** START OF Records shown **

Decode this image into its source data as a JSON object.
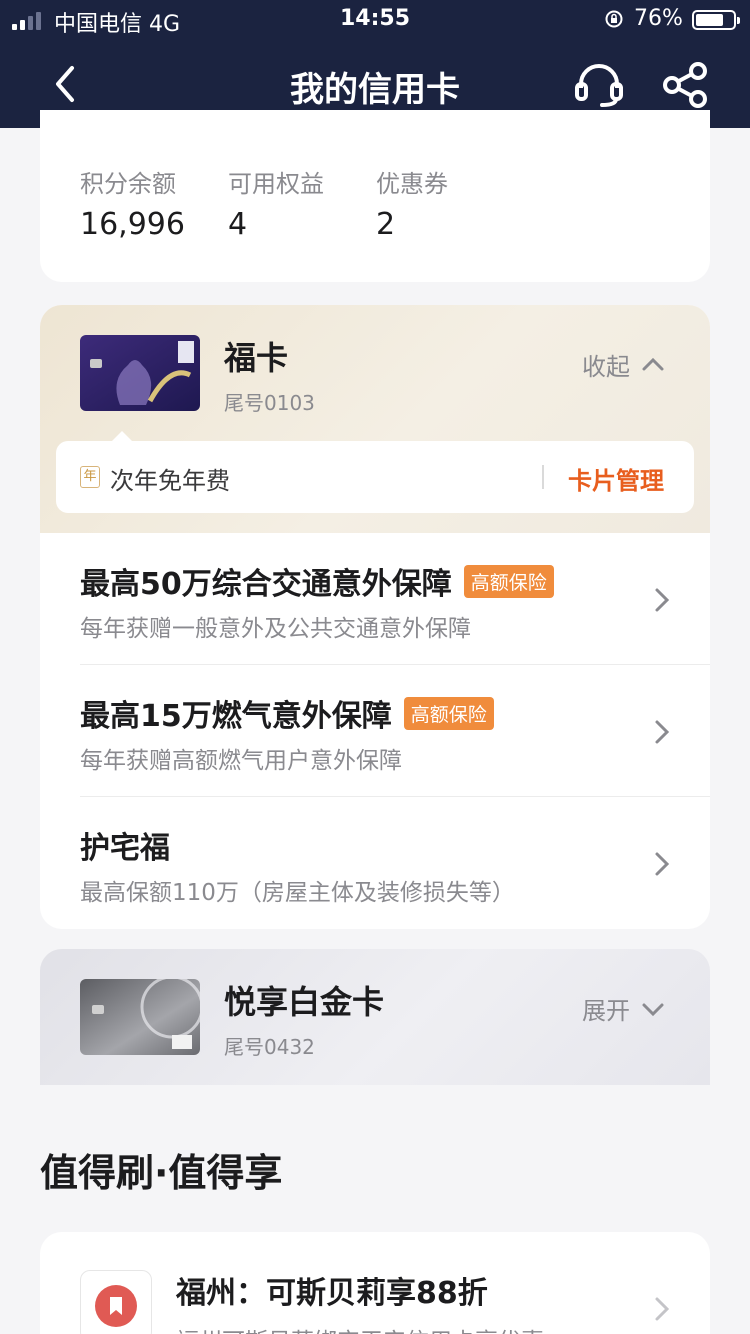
{
  "status_bar": {
    "carrier": "中国电信  4G",
    "time": "14:55",
    "battery": "76%",
    "battery_level": 0.76
  },
  "nav": {
    "title": "我的信用卡"
  },
  "summary": {
    "items": [
      {
        "label": "积分余额",
        "value": "16,996"
      },
      {
        "label": "可用权益",
        "value": "4"
      },
      {
        "label": "优惠券",
        "value": "2"
      }
    ]
  },
  "fuka": {
    "name": "福卡",
    "tail": "尾号0103",
    "toggle": "收起",
    "fee_badge": "年",
    "fee_text": "次年免年费",
    "manage": "卡片管理",
    "benefits": [
      {
        "title": "最高50万综合交通意外保障",
        "tag": "高额保险",
        "sub": "每年获赠一般意外及公共交通意外保障"
      },
      {
        "title": "最高15万燃气意外保障",
        "tag": "高额保险",
        "sub": "每年获赠高额燃气用户意外保障"
      },
      {
        "title": "护宅福",
        "tag": "",
        "sub": "最高保额110万（房屋主体及装修损失等）"
      }
    ]
  },
  "baijin": {
    "name": "悦享白金卡",
    "tail": "尾号0432",
    "toggle": "展开"
  },
  "section": {
    "title": "值得刷·值得享"
  },
  "promo": {
    "title": "福州：可斯贝莉享88折",
    "sub": "福州可斯贝莉绑定平安信用卡享优惠"
  },
  "colors": {
    "nav_bg": "#1b2340",
    "accent": "#e85e1e",
    "tag": "#f08c3c"
  },
  "icons": [
    "back-icon",
    "headset-icon",
    "share-icon",
    "chevron-up-icon",
    "chevron-down-icon",
    "chevron-right-icon",
    "bookmark-icon"
  ]
}
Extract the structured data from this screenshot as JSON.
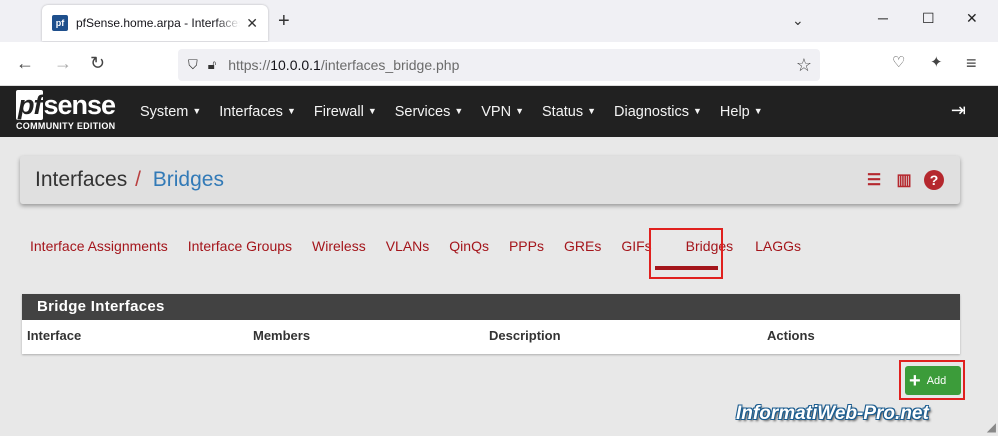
{
  "browser": {
    "tab_title": "pfSense.home.arpa - Interfaces: Bridges",
    "tab_favicon": "pf",
    "url_prefix": "https://",
    "url_host": "10.0.0.1",
    "url_path": "/interfaces_bridge.php"
  },
  "pfsense": {
    "logo_main": "sense",
    "logo_pf": "pf",
    "logo_sub": "COMMUNITY EDITION",
    "menu": [
      "System",
      "Interfaces",
      "Firewall",
      "Services",
      "VPN",
      "Status",
      "Diagnostics",
      "Help"
    ]
  },
  "page": {
    "breadcrumb_parent": "Interfaces",
    "breadcrumb_sep": "/",
    "breadcrumb_current": "Bridges",
    "subtabs": [
      "Interface Assignments",
      "Interface Groups",
      "Wireless",
      "VLANs",
      "QinQs",
      "PPPs",
      "GREs",
      "GIFs",
      "Bridges",
      "LAGGs"
    ],
    "active_subtab": "Bridges"
  },
  "panel": {
    "title": "Bridge Interfaces",
    "columns": [
      "Interface",
      "Members",
      "Description",
      "Actions"
    ]
  },
  "add_button": {
    "label": "Add"
  },
  "watermark": "InformatiWeb-Pro.net",
  "colors": {
    "accent_red": "#a4151b",
    "pf_dark": "#212121",
    "link_blue": "#327ab7",
    "add_green": "#3c9c3a",
    "highlight": "#e0201e"
  }
}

** END OF Records shown **

(Exercise):
Go back to the records above and write them out exactly, without the pictures.

(Finished answer):
Decode this image into its source data as a JSON object.
{
  "status_bar": {
    "carrier": "中国电信  4G",
    "time": "14:55",
    "battery": "76%",
    "battery_level": 0.76
  },
  "nav": {
    "title": "我的信用卡"
  },
  "summary": {
    "items": [
      {
        "label": "积分余额",
        "value": "16,996"
      },
      {
        "label": "可用权益",
        "value": "4"
      },
      {
        "label": "优惠券",
        "value": "2"
      }
    ]
  },
  "fuka": {
    "name": "福卡",
    "tail": "尾号0103",
    "toggle": "收起",
    "fee_badge": "年",
    "fee_text": "次年免年费",
    "manage": "卡片管理",
    "benefits": [
      {
        "title": "最高50万综合交通意外保障",
        "tag": "高额保险",
        "sub": "每年获赠一般意外及公共交通意外保障"
      },
      {
        "title": "最高15万燃气意外保障",
        "tag": "高额保险",
        "sub": "每年获赠高额燃气用户意外保障"
      },
      {
        "title": "护宅福",
        "tag": "",
        "sub": "最高保额110万（房屋主体及装修损失等）"
      }
    ]
  },
  "baijin": {
    "name": "悦享白金卡",
    "tail": "尾号0432",
    "toggle": "展开"
  },
  "section": {
    "title": "值得刷·值得享"
  },
  "promo": {
    "title": "福州：可斯贝莉享88折",
    "sub": "福州可斯贝莉绑定平安信用卡享优惠"
  },
  "colors": {
    "nav_bg": "#1b2340",
    "accent": "#e85e1e",
    "tag": "#f08c3c"
  },
  "icons": [
    "back-icon",
    "headset-icon",
    "share-icon",
    "chevron-up-icon",
    "chevron-down-icon",
    "chevron-right-icon",
    "bookmark-icon"
  ]
}
Extract the structured data from this screenshot as JSON.
{
  "browser": {
    "tab_title": "pfSense.home.arpa - Interfaces: Bridges",
    "tab_favicon": "pf",
    "url_prefix": "https://",
    "url_host": "10.0.0.1",
    "url_path": "/interfaces_bridge.php"
  },
  "pfsense": {
    "logo_main": "sense",
    "logo_pf": "pf",
    "logo_sub": "COMMUNITY EDITION",
    "menu": [
      "System",
      "Interfaces",
      "Firewall",
      "Services",
      "VPN",
      "Status",
      "Diagnostics",
      "Help"
    ]
  },
  "page": {
    "breadcrumb_parent": "Interfaces",
    "breadcrumb_sep": "/",
    "breadcrumb_current": "Bridges",
    "subtabs": [
      "Interface Assignments",
      "Interface Groups",
      "Wireless",
      "VLANs",
      "QinQs",
      "PPPs",
      "GREs",
      "GIFs",
      "Bridges",
      "LAGGs"
    ],
    "active_subtab": "Bridges"
  },
  "panel": {
    "title": "Bridge Interfaces",
    "columns": [
      "Interface",
      "Members",
      "Description",
      "Actions"
    ]
  },
  "add_button": {
    "label": "Add"
  },
  "watermark": "InformatiWeb-Pro.net",
  "colors": {
    "accent_red": "#a4151b",
    "pf_dark": "#212121",
    "link_blue": "#327ab7",
    "add_green": "#3c9c3a",
    "highlight": "#e0201e"
  }
}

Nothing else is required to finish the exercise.